▶ _Job_:
Gather all lines in the entries that include the word "difference".

<<<<

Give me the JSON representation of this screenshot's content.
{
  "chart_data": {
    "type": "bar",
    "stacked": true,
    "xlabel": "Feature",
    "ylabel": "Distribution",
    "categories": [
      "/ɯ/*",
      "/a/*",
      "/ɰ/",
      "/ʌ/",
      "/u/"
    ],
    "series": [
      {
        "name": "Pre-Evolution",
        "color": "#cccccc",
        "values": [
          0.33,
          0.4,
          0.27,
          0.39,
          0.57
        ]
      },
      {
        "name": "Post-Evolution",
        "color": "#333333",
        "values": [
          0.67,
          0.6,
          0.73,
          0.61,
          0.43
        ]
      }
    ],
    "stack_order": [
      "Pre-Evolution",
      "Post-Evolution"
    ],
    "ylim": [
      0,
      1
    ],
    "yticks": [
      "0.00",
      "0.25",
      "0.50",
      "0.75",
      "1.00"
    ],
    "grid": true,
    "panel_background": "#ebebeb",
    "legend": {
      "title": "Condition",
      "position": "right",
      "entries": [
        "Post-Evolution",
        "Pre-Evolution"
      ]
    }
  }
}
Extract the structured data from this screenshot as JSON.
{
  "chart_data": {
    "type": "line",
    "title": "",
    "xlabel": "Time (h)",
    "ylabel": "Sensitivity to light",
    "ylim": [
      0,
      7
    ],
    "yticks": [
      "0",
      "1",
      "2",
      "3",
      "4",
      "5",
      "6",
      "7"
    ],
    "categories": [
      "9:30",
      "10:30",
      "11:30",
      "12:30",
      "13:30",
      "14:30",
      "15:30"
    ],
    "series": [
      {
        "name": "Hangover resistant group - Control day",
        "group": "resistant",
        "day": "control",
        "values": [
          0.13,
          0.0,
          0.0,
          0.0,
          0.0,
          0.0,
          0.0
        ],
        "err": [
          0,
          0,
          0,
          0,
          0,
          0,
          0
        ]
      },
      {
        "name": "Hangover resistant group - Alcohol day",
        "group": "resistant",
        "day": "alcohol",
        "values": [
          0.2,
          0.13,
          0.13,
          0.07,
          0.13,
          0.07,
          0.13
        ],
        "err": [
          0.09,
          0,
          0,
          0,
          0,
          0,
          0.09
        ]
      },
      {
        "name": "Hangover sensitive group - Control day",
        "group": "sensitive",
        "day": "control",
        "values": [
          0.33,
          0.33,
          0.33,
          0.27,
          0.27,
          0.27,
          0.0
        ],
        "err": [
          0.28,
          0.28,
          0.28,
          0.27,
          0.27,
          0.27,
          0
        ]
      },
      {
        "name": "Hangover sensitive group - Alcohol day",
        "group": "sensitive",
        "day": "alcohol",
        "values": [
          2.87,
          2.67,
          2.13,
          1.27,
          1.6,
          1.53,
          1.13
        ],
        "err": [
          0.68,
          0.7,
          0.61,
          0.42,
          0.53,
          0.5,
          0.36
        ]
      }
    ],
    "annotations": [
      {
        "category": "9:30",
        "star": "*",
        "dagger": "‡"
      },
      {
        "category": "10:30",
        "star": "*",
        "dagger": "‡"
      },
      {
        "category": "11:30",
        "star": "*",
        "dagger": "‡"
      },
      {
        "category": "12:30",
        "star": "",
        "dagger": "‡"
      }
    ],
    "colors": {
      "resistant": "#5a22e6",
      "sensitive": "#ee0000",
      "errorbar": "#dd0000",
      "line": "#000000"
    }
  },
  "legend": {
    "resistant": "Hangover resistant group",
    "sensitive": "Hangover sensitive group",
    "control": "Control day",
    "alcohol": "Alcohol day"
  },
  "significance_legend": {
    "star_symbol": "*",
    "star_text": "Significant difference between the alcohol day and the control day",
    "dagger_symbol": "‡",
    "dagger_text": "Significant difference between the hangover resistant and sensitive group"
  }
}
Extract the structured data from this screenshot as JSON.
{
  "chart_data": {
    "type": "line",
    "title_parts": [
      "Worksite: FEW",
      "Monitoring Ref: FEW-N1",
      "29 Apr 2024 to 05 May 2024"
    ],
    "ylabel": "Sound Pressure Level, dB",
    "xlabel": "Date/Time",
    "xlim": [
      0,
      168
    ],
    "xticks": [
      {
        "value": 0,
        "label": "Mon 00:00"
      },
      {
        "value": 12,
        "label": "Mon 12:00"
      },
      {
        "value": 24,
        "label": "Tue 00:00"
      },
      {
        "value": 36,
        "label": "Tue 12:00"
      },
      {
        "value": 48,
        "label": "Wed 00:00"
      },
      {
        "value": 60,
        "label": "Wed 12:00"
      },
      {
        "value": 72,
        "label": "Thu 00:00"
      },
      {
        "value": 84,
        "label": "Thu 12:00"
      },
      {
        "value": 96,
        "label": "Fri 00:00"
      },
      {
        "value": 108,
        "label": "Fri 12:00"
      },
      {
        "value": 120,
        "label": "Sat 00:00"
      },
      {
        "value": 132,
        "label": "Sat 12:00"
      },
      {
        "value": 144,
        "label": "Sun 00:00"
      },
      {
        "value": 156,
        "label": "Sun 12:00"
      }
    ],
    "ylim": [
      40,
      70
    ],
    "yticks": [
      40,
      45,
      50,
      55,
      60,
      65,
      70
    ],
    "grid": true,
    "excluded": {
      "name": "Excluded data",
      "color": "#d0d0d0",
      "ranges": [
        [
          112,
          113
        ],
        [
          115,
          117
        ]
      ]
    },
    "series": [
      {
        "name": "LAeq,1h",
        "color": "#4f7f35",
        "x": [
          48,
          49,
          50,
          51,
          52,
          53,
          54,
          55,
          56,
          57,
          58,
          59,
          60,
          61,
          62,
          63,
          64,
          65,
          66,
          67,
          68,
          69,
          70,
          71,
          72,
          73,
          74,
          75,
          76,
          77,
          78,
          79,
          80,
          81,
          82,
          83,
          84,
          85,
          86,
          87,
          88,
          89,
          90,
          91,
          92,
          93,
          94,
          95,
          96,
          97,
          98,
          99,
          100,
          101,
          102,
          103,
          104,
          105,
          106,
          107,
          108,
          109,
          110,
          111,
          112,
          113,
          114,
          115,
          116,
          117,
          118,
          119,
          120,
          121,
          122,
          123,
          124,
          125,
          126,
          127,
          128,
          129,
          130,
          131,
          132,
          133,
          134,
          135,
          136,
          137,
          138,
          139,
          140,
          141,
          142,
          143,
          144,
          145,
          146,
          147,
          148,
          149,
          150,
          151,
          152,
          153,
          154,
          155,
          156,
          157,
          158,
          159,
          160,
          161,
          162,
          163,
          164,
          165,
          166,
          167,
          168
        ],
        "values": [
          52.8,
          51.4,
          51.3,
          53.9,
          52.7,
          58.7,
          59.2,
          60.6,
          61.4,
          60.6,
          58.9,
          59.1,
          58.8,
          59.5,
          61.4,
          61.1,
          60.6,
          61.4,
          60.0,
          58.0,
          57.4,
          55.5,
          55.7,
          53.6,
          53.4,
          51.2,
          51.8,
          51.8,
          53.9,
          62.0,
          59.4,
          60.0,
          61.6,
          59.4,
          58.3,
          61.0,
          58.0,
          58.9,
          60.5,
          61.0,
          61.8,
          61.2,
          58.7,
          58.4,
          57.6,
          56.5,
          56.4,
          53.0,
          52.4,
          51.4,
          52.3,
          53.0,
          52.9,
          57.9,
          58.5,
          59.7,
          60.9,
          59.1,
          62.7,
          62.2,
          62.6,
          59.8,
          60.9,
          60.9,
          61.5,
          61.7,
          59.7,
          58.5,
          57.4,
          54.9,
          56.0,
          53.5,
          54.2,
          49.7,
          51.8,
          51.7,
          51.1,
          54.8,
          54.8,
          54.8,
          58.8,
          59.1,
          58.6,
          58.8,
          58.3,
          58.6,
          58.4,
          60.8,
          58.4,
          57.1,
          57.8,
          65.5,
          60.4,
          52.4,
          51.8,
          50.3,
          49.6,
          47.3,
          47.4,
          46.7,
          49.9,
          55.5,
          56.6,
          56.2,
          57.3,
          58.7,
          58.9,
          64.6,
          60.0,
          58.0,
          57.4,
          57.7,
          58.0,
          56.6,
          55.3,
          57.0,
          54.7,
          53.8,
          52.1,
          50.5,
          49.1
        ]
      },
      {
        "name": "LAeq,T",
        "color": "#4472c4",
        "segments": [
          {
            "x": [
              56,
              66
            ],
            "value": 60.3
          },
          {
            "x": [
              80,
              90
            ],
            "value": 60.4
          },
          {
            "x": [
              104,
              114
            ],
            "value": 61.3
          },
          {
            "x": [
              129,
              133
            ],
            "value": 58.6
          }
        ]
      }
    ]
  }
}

>>>>

▶ _Written response_:
    "star_text": "Significant difference between the alcohol day and the control day",
    "dagger_text": "Significant difference between the hangover resistant and sensitive group"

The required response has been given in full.